***** Passage to read *****
Archive for the ‘Taylor’ Category

Thursday, July 2nd, 2009

Why am I posting so frequently without a title? Because I have been putting my immediate thoughts on my facebook status and then realizing that I’m using fb as our family archives when THIS blog should be our archives!

That mentioned, I found Isis’ empty food bowl in her crate. Isis was standing over it. Taylor had given the dog her dinner. I looked more closely and found what looked like herbs in her bowl. It seems that Taylor, in her want to do things right, had sprinkled parsley on Isis’ food. (We put garlic on her food to ward of ticks). Taylor confused parsley with garlic. I thought that was really cute and sweet.

Kitchen Play Clay

Monday, March 2nd, 2009

On Saturday, Ty and I made clay from salt, cornstarch, water, and food coloring. Kyle and Taylor joined us at the table, and we sculpted people, a giraffe, a rainbow, several rocks, and lots of little worms.

Taylor showed me just how messy she can get with the freshly colored clay – which isn’t too messy after all. Behind her is the art that we have been working on all week.

This is Ty’s creation. It looks to me like people sitting around a campfire with a dog. The artist agrees with the notion that they are people, but he claims that the center piece is a rainbow and not a campfire. And the dog is really a giraffe.

It was a good Saturday. The television stayed off the whole day. Things were relatively quiet. We colored and made crafts like these. When we weren’t coloring, the boys were playing with their cars, Taylor with her kitchen, and the babies with each other. I continued my work with a quilt. Dad prepared the next week’s dinners.

Taylor Completed Three Revolutions Around the Sun

Sunday, January 11th, 2009

January 7. We woke up and greeted Taylor with a simple “Happy Birthday.” The boys were excited about giving her her present. Ty can’t keep a secret, by the way. She wasn’t quite understanding that she needed too open her gift by unwrapping it. She got the jist of it and proceeded to play with her little pink boat and prince and frog set (the frog wears a crown and is supposed to be the Frog Prince).
*****
> What you need to do
**1.** Translate this sentence from the blog entries into Spanish: "Taylor confused parsley with garlic."
**2.** Rename "giraffe" to "zebra" while reproducing everything in the blog entries from "Kitchen Play Clay" down to "really a giraffe.".
The rows after this point are separate material and do not belong to the blog entries.
***** Given information *****
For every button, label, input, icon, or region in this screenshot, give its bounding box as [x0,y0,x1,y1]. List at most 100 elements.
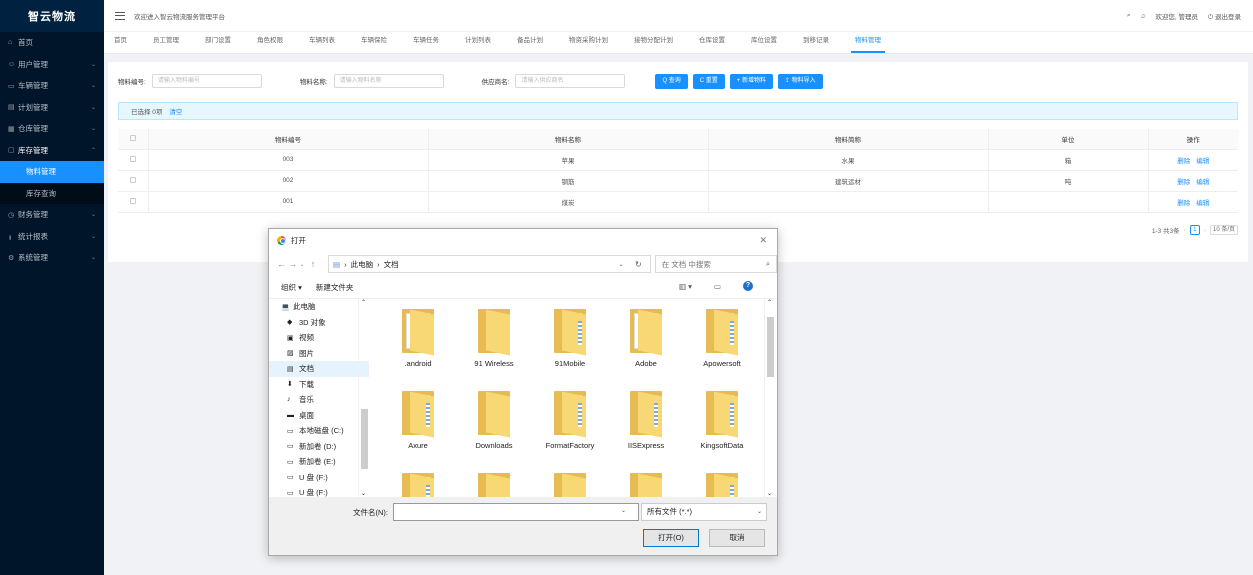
row-checkbox[interactable] [129,155,136,162]
row-checkbox[interactable] [129,197,136,204]
reset-button[interactable]: C 重置 [692,73,725,89]
path-segment-documents[interactable]: 文档 [384,259,399,270]
recent-dropdown-icon[interactable]: ⌄ [300,261,311,268]
sidebar-item[interactable]: ⌂ 首页 [0,32,104,54]
folder-item[interactable]: 91Mobile [539,309,601,368]
tab[interactable]: 库位设置 [751,31,777,53]
folder-item[interactable]: 91 Wireless [463,309,525,368]
tree-item[interactable]: ▭ U 盘 (F:) [269,470,369,486]
search-icon[interactable]: ⌕ [1127,12,1131,20]
page-1[interactable]: 1 [1189,225,1200,235]
sidebar-item[interactable]: ⚙ 系统管理 ⌄ [0,247,104,269]
sidebar-item[interactable]: ☺ 用户管理 ⌄ [0,54,104,76]
back-arrow-icon[interactable]: ← [277,259,288,269]
folder-item[interactable]: .android [387,309,449,368]
sidebar-item[interactable]: ▤ 计划管理 ⌄ [0,97,104,119]
edit-link[interactable]: 编辑 [1196,200,1209,207]
row-select-cell[interactable] [118,149,149,171]
sidebar-item[interactable]: ▦ 仓库管理 ⌄ [0,118,104,140]
tab[interactable]: 员工管理 [153,31,179,53]
bell-icon[interactable]: ♫ [1141,13,1146,20]
tree-item[interactable]: ▭ 新加卷 (E:) [269,454,369,470]
scroll-up-icon[interactable]: ⌃ [767,299,772,306]
folder-item[interactable] [539,473,601,497]
page-size-select[interactable]: 10 条/页 [1209,225,1238,235]
view-options-icon[interactable]: ▥ ▾ [679,282,692,291]
delete-link[interactable]: 删除 [1177,200,1190,207]
help-icon[interactable]: ? [743,281,753,291]
sidebar-item[interactable]: ╻ 统计报表 ⌄ [0,226,104,248]
delete-link[interactable]: 删除 [1177,158,1190,165]
tree-item[interactable]: ◆ 3D 对象 [269,315,369,331]
preview-pane-icon[interactable]: ▭ [714,282,721,291]
sidebar-item[interactable]: ▢ 库存管理 ⌃ [0,140,104,162]
select-all-header[interactable] [118,129,149,150]
code-input[interactable]: 请输入物料编号 [151,74,262,88]
tab[interactable]: 仓库设置 [699,31,725,53]
grid-scrollbar[interactable]: ⌃ ⌄ [764,299,775,497]
folder-item[interactable]: KingsoftData [691,391,753,450]
folder-item[interactable] [463,473,525,497]
address-bar[interactable]: ▤ › 此电脑 › 文档 ⌄ ↻ [328,255,651,273]
tab[interactable]: 物资采购计划 [569,31,608,53]
tree-item[interactable]: ▭ 本地磁盘 (C:) [269,423,369,439]
row-checkbox[interactable] [129,176,136,183]
forward-arrow-icon[interactable]: → [288,259,299,269]
organize-button[interactable]: 组织 ▾ [281,282,302,293]
folder-item[interactable]: Apowersoft [691,309,753,368]
tree-item[interactable]: ▤ 文档 [269,361,369,377]
scroll-down-icon[interactable]: ⌄ [361,490,366,497]
tree-item[interactable]: 💻 此电脑 [269,299,369,315]
tab[interactable]: 到移记录 [803,31,829,53]
tree-item[interactable]: ▣ 视频 [269,330,369,346]
add-material-button[interactable]: + 新增物料 [729,73,773,89]
sidebar-subitem[interactable]: 物料管理 [0,161,104,183]
prev-page-icon[interactable]: ‹ [1184,227,1186,234]
new-folder-button[interactable]: 新建文件夹 [316,282,354,293]
query-button[interactable]: Q 查询 [655,73,688,89]
folder-item[interactable]: Axure [387,391,449,450]
import-material-button[interactable]: ⇪ 物料导入 [777,73,823,89]
scroll-down-icon[interactable]: ⌄ [767,490,772,497]
path-dropdown-icon[interactable]: ⌄ [619,261,624,268]
refresh-icon[interactable]: ↻ [635,260,642,269]
filename-dropdown-icon[interactable]: ⌄ [621,507,626,514]
folder-item[interactable] [691,473,753,497]
user-text[interactable]: 欢迎您, 管理员 [1155,11,1198,21]
filetype-select[interactable]: 所有文件 (*.*) ⌄ [641,503,767,521]
tab[interactable]: 角色权限 [257,31,283,53]
tab[interactable]: 车辆任务 [413,31,439,53]
close-icon[interactable]: ✕ [759,235,767,246]
folder-item[interactable]: FormatFactory [539,391,601,450]
next-page-icon[interactable]: › [1204,227,1206,234]
folder-item[interactable] [387,473,449,497]
select-all-checkbox[interactable] [129,134,136,141]
row-select-cell[interactable] [118,170,149,192]
grid-scroll-thumb[interactable] [767,317,774,377]
tree-scrollbar[interactable]: ⌃ ⌄ [358,299,369,497]
delete-link[interactable]: 删除 [1177,179,1190,186]
path-segment-pc[interactable]: 此电脑 [351,259,374,270]
logout-button[interactable]: ⏻ 退出登录 [1208,11,1241,22]
filename-input[interactable] [393,503,639,521]
tree-item[interactable]: ▭ 新加卷 (D:) [269,439,369,455]
name-input[interactable]: 请输入物料名称 [333,74,444,88]
folder-item[interactable]: IISExpress [615,391,677,450]
tab[interactable]: 首页 [114,31,127,53]
tab[interactable]: 车辆列表 [309,31,335,53]
edit-link[interactable]: 编辑 [1196,158,1209,165]
dialog-search-input[interactable]: 在 文档 中搜索 ⌕ [654,255,778,273]
sidebar-subitem[interactable]: 库存查询 [0,183,104,205]
edit-link[interactable]: 编辑 [1196,179,1209,186]
supplier-input[interactable]: 请输入供应商名 [515,74,626,88]
menu-toggle-icon[interactable] [115,11,125,20]
tree-item[interactable]: ▨ 图片 [269,346,369,362]
tab[interactable]: 部门设置 [205,31,231,53]
tree-item[interactable]: ⬇ 下载 [269,377,369,393]
tree-scroll-thumb[interactable] [361,409,368,469]
folder-item[interactable]: Adobe [615,309,677,368]
sidebar-item[interactable]: ◷ 财务管理 ⌄ [0,204,104,226]
sidebar-item[interactable]: ▭ 车辆管理 ⌄ [0,75,104,97]
scroll-up-icon[interactable]: ⌃ [361,299,366,306]
tab[interactable]: 物料管理 [851,31,885,53]
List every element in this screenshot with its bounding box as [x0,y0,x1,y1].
*****
> Per-task answers
**1.** Taylor confundió el perejil con el ajo.

**2.**
Kitchen Play Clay

Monday, March 2nd, 2009

On Saturday, Ty and I made clay from salt, cornstarch, water, and food coloring. Kyle and Taylor joined us at the table, and we sculpted people, a zebra, a rainbow, several rocks, and lots of little worms.

Taylor showed me just how messy she can get with the freshly colored clay – which isn’t too messy after all. Behind her is the art that we have been working on all week.

This is Ty’s creation. It looks to me like people sitting around a campfire with a dog. The artist agrees with the notion that they are people, but he claims that the center piece is a rainbow and not a campfire. And the dog is really a zebra.